— START Supplied records —

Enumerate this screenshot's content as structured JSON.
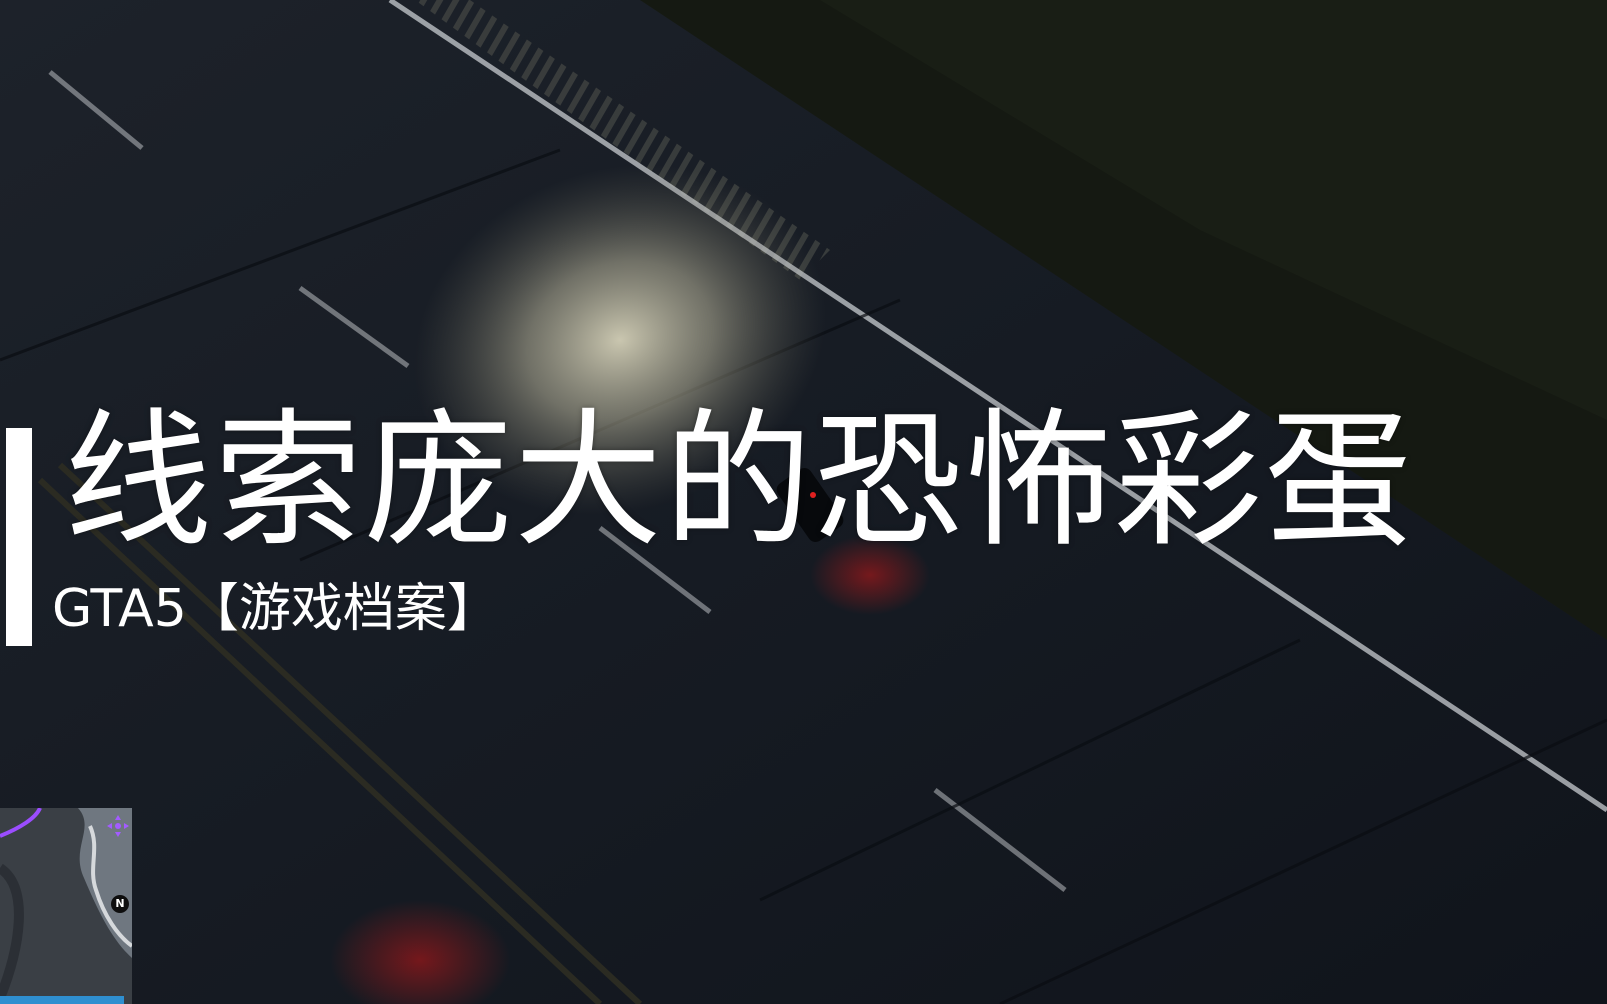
{
  "title": {
    "main": "线索庞大的恐怖彩蛋",
    "subtitle": "GTA5【游戏档案】"
  },
  "minimap": {
    "north_label": "N",
    "route_color": "#9b4dff",
    "health_bar_color": "#2f8fd0"
  },
  "colors": {
    "text": "#ffffff",
    "road": "#151a22",
    "headlight": "#d8d3b8",
    "taillight": "#c41818"
  },
  "icons": {
    "waypoint": "waypoint-icon",
    "north": "north-icon"
  }
}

— END Supplied records —

**What the exercise asks**
Make an exact copy of the listing above. Do not include the pictures.

**Answer to this task**
Enumerate this screenshot's content as structured JSON.
{
  "title": {
    "main": "线索庞大的恐怖彩蛋",
    "subtitle": "GTA5【游戏档案】"
  },
  "minimap": {
    "north_label": "N",
    "route_color": "#9b4dff",
    "health_bar_color": "#2f8fd0"
  },
  "colors": {
    "text": "#ffffff",
    "road": "#151a22",
    "headlight": "#d8d3b8",
    "taillight": "#c41818"
  },
  "icons": {
    "waypoint": "waypoint-icon",
    "north": "north-icon"
  }
}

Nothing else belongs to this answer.